■ WRITTEN PROBLEM:
Write out the data again exactly, skipping every picture.

■ SUPPLIED INFORMATION:
------------------------------------------------
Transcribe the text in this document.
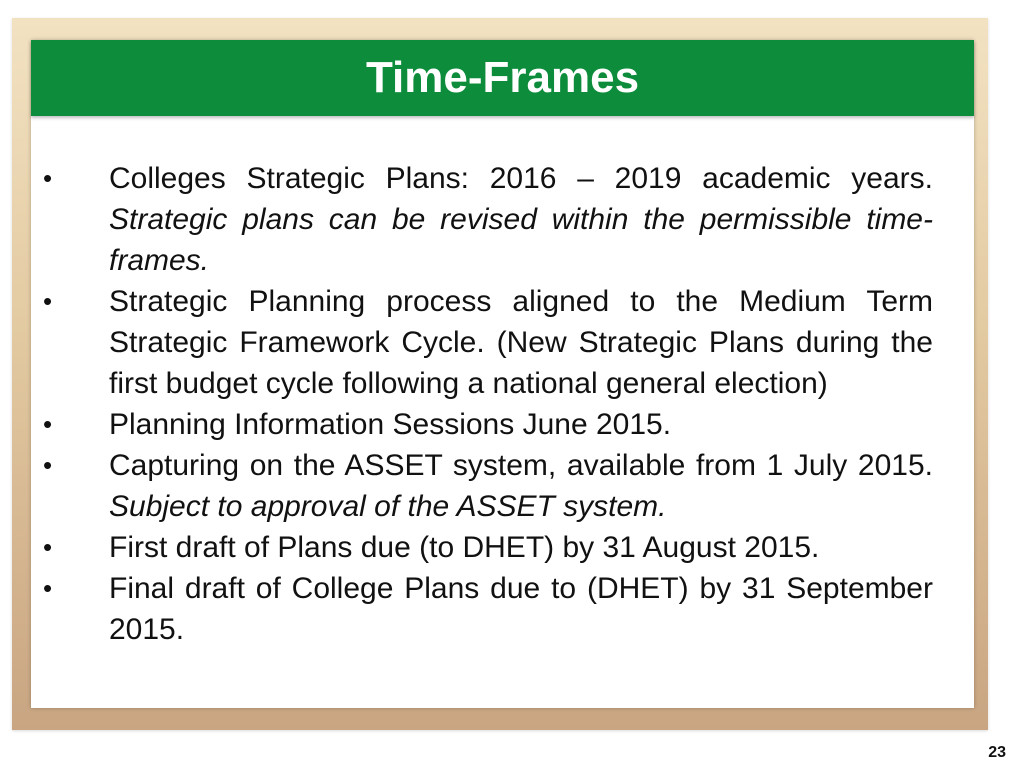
Time-Frames
•	Colleges Strategic Plans: 2016 – 2019 academic years. Strategic plans can be revised within the permissible time-frames.
•	Strategic Planning process aligned to the Medium Term Strategic Framework Cycle. (New Strategic Plans during the first budget cycle following a national general election)
•	Planning Information Sessions June 2015.
•	Capturing on the ASSET system, available from 1 July 2015. Subject to approval of the ASSET system.
•	First draft of Plans due (to DHET) by 31 August 2015.
•	Final draft of College Plans due to (DHET) by 31 September 2015.
23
------------------------------------------------
■ EXPECTED OUTPUT:
Transcribe the text in this document.
Time-Frames
•	Colleges Strategic Plans: 2016 – 2019 academic years. Strategic plans can be revised within the permissible time-frames.
•	Strategic Planning process aligned to the Medium Term Strategic Framework Cycle. (New Strategic Plans during the first budget cycle following a national general election)
•	Planning Information Sessions June 2015.
•	Capturing on the ASSET system, available from 1 July 2015. Subject to approval of the ASSET system.
•	First draft of Plans due (to DHET) by 31 August 2015.
•	Final draft of College Plans due to (DHET) by 31 September 2015.
23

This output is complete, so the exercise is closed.